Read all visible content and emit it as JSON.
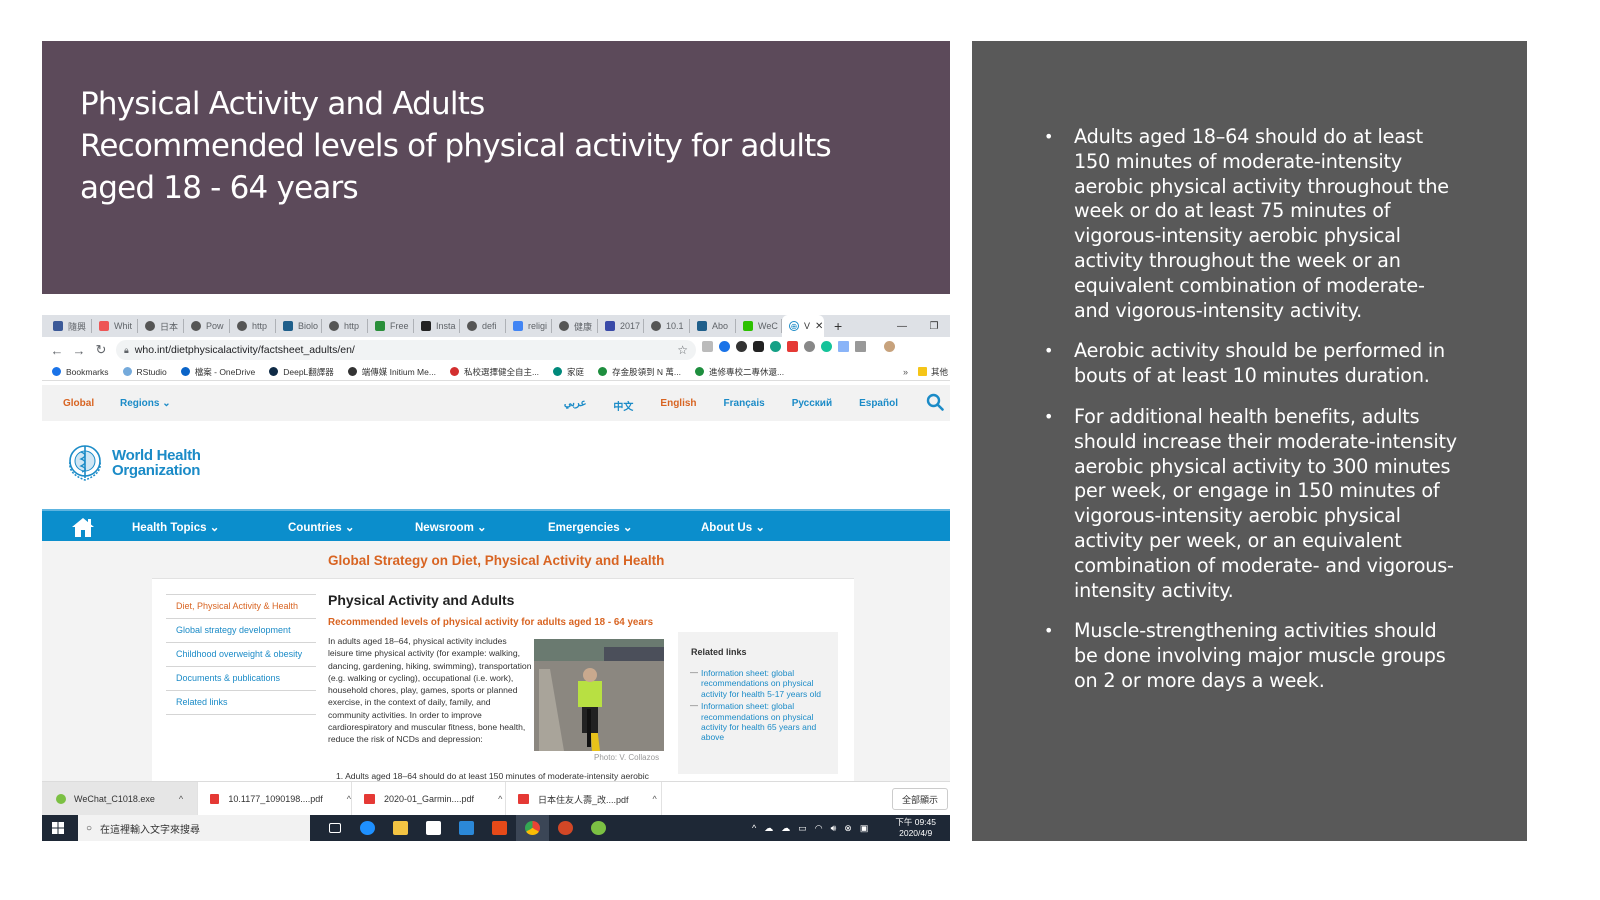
{
  "slide": {
    "title_lines": [
      "Physical Activity and Adults",
      "Recommended levels of physical activity for adults",
      "aged 18 - 64 years"
    ],
    "bullets": [
      "Adults aged 18–64 should do at least 150 minutes of moderate-intensity aerobic physical activity throughout the week or do at least 75 minutes of vigorous-intensity aerobic physical activity throughout the week or an equivalent combination of moderate- and vigorous-intensity activity.",
      "Aerobic activity should be performed in bouts of at least 10 minutes duration.",
      "For additional health benefits, adults should increase their moderate-intensity aerobic physical activity to 300 minutes per week, or engage in 150 minutes of vigorous-intensity aerobic physical activity per week, or an equivalent combination of moderate- and vigorous-intensity activity.",
      "Muscle-strengthening activities should be done involving major muscle groups on 2 or more days a week."
    ],
    "colors": {
      "title_bg": "#5c4a5a",
      "bullet_bg": "#595959"
    }
  },
  "browser": {
    "tabs": [
      {
        "label": "隨興",
        "icon": "facebook-icon",
        "color": "#3b5998"
      },
      {
        "label": "Whit",
        "icon": "whitepaper-icon",
        "color": "#e55"
      },
      {
        "label": "日本",
        "icon": "globe-icon",
        "color": "#555"
      },
      {
        "label": "Pow",
        "icon": "globe-icon",
        "color": "#555"
      },
      {
        "label": "http",
        "icon": "globe-icon",
        "color": "#555"
      },
      {
        "label": "Biolo",
        "icon": "journal-icon",
        "color": "#1f5f8b"
      },
      {
        "label": "http",
        "icon": "globe-icon",
        "color": "#555"
      },
      {
        "label": "Free",
        "icon": "bolt-icon",
        "color": "#2a8f3a"
      },
      {
        "label": "Insta",
        "icon": "instapaper-icon",
        "color": "#222"
      },
      {
        "label": "defi",
        "icon": "globe-icon",
        "color": "#555"
      },
      {
        "label": "religi",
        "icon": "google-icon",
        "color": "#4285f4"
      },
      {
        "label": "健康",
        "icon": "globe-icon",
        "color": "#555"
      },
      {
        "label": "2017",
        "icon": "dcu-icon",
        "color": "#3a4aa8"
      },
      {
        "label": "10.1",
        "icon": "globe-icon",
        "color": "#555"
      },
      {
        "label": "Abo",
        "icon": "journal-icon",
        "color": "#1f5f8b"
      },
      {
        "label": "WeC",
        "icon": "wechat-icon",
        "color": "#2dc100"
      }
    ],
    "active_tab": {
      "label": "V",
      "icon": "who-icon"
    },
    "url": "who.int/dietphysicalactivity/factsheet_adults/en/",
    "bookmarks": [
      {
        "label": "Bookmarks",
        "color": "#1a73e8"
      },
      {
        "label": "RStudio",
        "color": "#75aadb"
      },
      {
        "label": "檔案 - OneDrive",
        "color": "#0a64c8"
      },
      {
        "label": "DeepL翻譯器",
        "color": "#0f2b46"
      },
      {
        "label": "端傳媒 Initium Me...",
        "color": "#333"
      },
      {
        "label": "私校選擇健全自主...",
        "color": "#d32f2f"
      },
      {
        "label": "家庭",
        "color": "#00897b"
      },
      {
        "label": "存金股領到 N 萬...",
        "color": "#1e8e3e"
      },
      {
        "label": "進修專校二專休還...",
        "color": "#1e8e3e"
      }
    ],
    "bookmarks_more": "»",
    "other_bookmarks": "其他",
    "downloads": [
      {
        "name": "WeChat_C1018.exe",
        "type": "exe"
      },
      {
        "name": "10.1177_1090198....pdf",
        "type": "pdf"
      },
      {
        "name": "2020-01_Garmin....pdf",
        "type": "pdf"
      },
      {
        "name": "日本住友人壽_改....pdf",
        "type": "pdf"
      }
    ],
    "show_all": "全部顯示"
  },
  "who": {
    "global": "Global",
    "regions": "Regions",
    "languages": [
      "عربي",
      "中文",
      "English",
      "Français",
      "Русский",
      "Español"
    ],
    "current_language": "English",
    "logo_line1": "World Health",
    "logo_line2": "Organization",
    "nav": [
      "Health Topics",
      "Countries",
      "Newsroom",
      "Emergencies",
      "About Us"
    ],
    "section_title": "Global Strategy on Diet, Physical Activity and Health",
    "sidenav": [
      "Diet, Physical Activity & Health",
      "Global strategy development",
      "Childhood overweight & obesity",
      "Documents & publications",
      "Related links"
    ],
    "article_title": "Physical Activity and Adults",
    "article_subtitle": "Recommended levels of physical activity for adults aged 18 - 64 years",
    "article_text": "In adults aged 18–64, physical activity includes leisure time physical activity (for example: walking, dancing, gardening, hiking, swimming), transportation (e.g. walking or cycling), occupational (i.e. work), household chores, play, games, sports or planned exercise, in the context of daily, family, and community activities. In order to improve cardiorespiratory and muscular fitness, bone health, reduce the risk of NCDs and depression:",
    "photo_caption": "Photo: V. Collazos",
    "related_title": "Related links",
    "related_links": [
      "Information sheet: global recommendations on physical activity for health 5-17 years old",
      "Information sheet: global recommendations on physical activity for health 65 years and above"
    ],
    "list_start": "1. Adults aged 18–64 should do at least 150 minutes of moderate-intensity aerobic",
    "colors": {
      "accent_orange": "#d86422",
      "link_blue": "#1b8bc7",
      "nav_blue": "#0b8ecc"
    }
  },
  "taskbar": {
    "search_placeholder": "在這裡輸入文字來搜尋",
    "time": "下午 09:45",
    "date": "2020/4/9"
  }
}
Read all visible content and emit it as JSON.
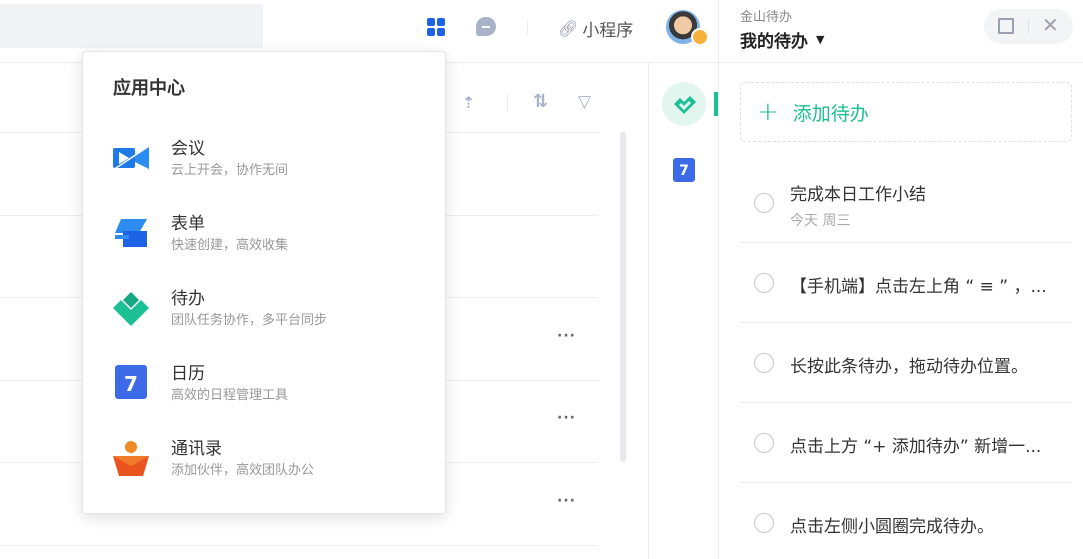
{
  "header": {
    "mini_program_label": "小程序"
  },
  "app_center": {
    "title": "应用中心",
    "items": [
      {
        "name": "会议",
        "desc": "云上开会，协作无间"
      },
      {
        "name": "表单",
        "desc": "快速创建，高效收集"
      },
      {
        "name": "待办",
        "desc": "团队任务协作，多平台同步"
      },
      {
        "name": "日历",
        "desc": "高效的日程管理工具"
      },
      {
        "name": "通讯录",
        "desc": "添加伙伴，高效团队办公"
      }
    ]
  },
  "todo_panel": {
    "app_name": "金山待办",
    "list_title": "我的待办",
    "add_label": "添加待办",
    "calendar_day": "7",
    "items": [
      {
        "title": "完成本日工作小结",
        "sub": "今天 周三"
      },
      {
        "title": "【手机端】点击左上角 “ ≡ ” ，..."
      },
      {
        "title": "长按此条待办，拖动待办位置。"
      },
      {
        "title": "点击上方 “+ 添加待办” 新增一..."
      },
      {
        "title": "点击左侧小圆圈完成待办。"
      }
    ]
  },
  "colors": {
    "accent": "#1dbf94",
    "blue": "#1e62e6"
  }
}
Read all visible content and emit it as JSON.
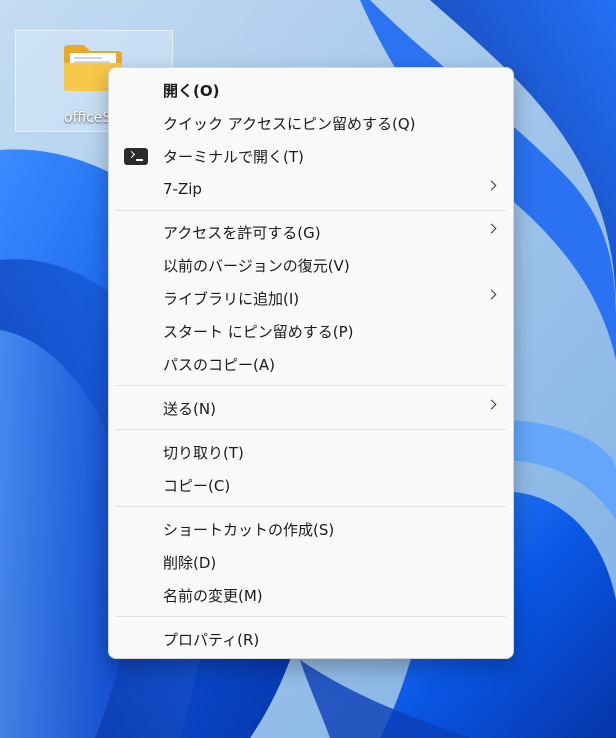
{
  "desktop": {
    "folder_label": "officeS"
  },
  "context_menu": {
    "open": {
      "label": "開く(O)"
    },
    "pin_quick_access": {
      "label": "クイック アクセスにピン留めする(Q)"
    },
    "open_terminal": {
      "label": "ターミナルで開く(T)",
      "icon": "terminal-icon"
    },
    "seven_zip": {
      "label": "7-Zip",
      "has_submenu": true
    },
    "give_access": {
      "label": "アクセスを許可する(G)",
      "has_submenu": true
    },
    "restore_previous": {
      "label": "以前のバージョンの復元(V)"
    },
    "include_library": {
      "label": "ライブラリに追加(I)",
      "has_submenu": true
    },
    "pin_start": {
      "label": "スタート にピン留めする(P)"
    },
    "copy_path": {
      "label": "パスのコピー(A)"
    },
    "send_to": {
      "label": "送る(N)",
      "has_submenu": true
    },
    "cut": {
      "label": "切り取り(T)"
    },
    "copy": {
      "label": "コピー(C)"
    },
    "create_shortcut": {
      "label": "ショートカットの作成(S)"
    },
    "delete": {
      "label": "削除(D)"
    },
    "rename": {
      "label": "名前の変更(M)"
    },
    "properties": {
      "label": "プロパティ(R)"
    }
  },
  "colors": {
    "menu_background": "#f9f9f9",
    "wallpaper_blue": "#0a57e6",
    "wallpaper_sky": "#9ec3e6"
  }
}
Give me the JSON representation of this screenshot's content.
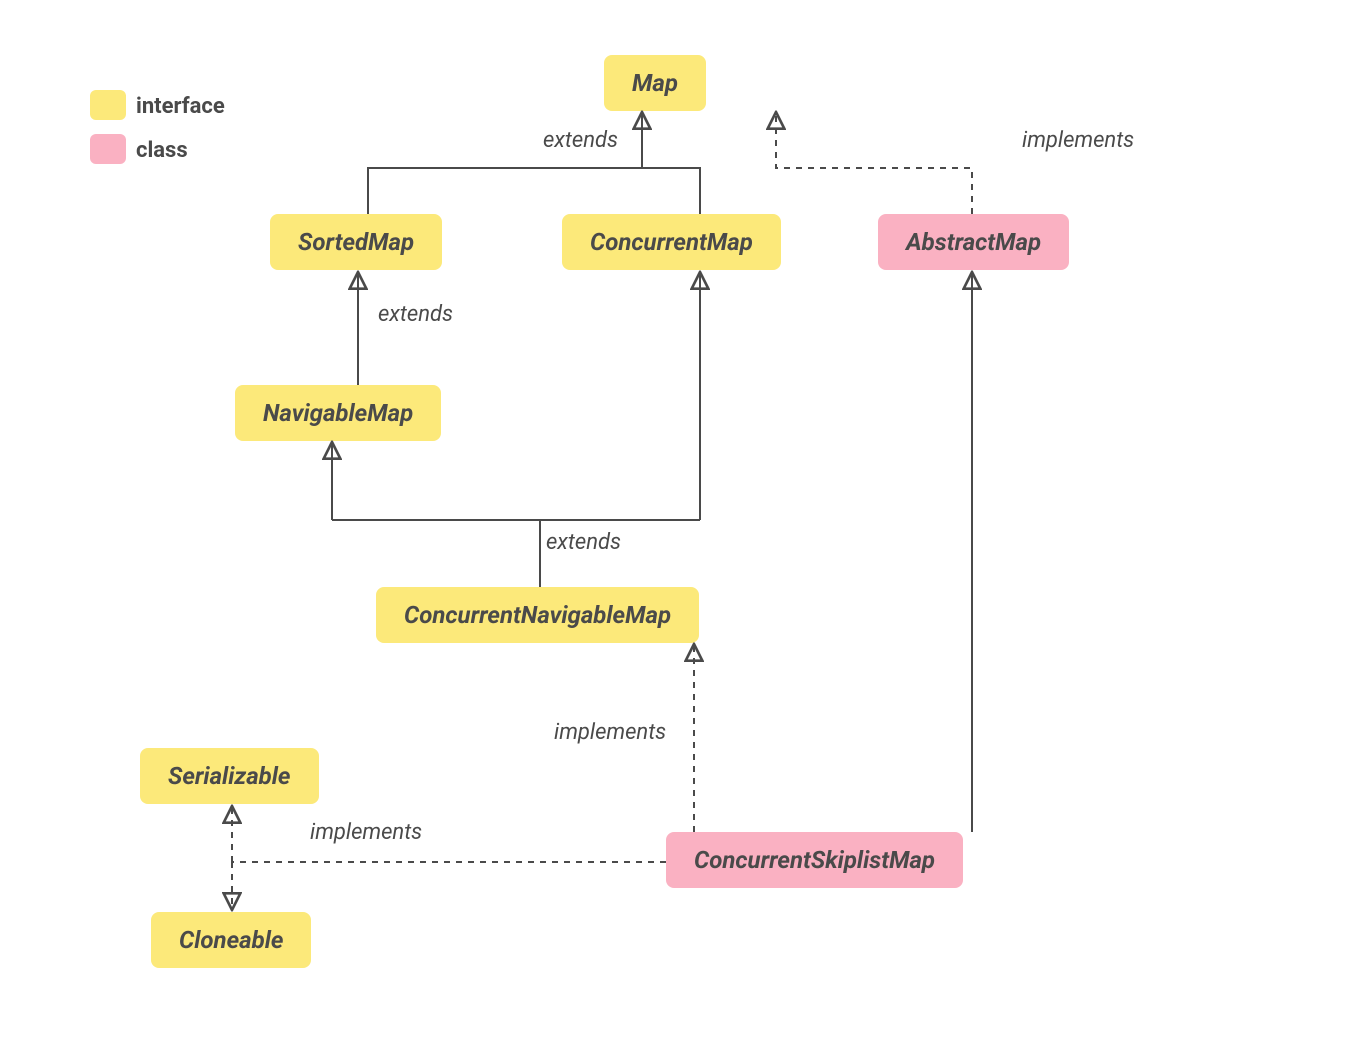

------

Scan the records above for the string "activities", then select every line that holds it.

§ **WORKED ANSWER**:
      "Muscle-strengthening activities should be done involving major muscle groups on 2 or more days a week."
    "article_text": "In adults aged 18–64, physical activity includes leisure time physical activity (for example: walking, dancing, gardening, hiking, swimming), transportation (e.g. walking or cycling), occupational (i.e. work), household chores, play, games, sports or planned exercise, in the context of daily, family, and community activities. In order to improve cardiorespiratory and muscular fitness, bone health, reduce the risk of NCDs and depression:",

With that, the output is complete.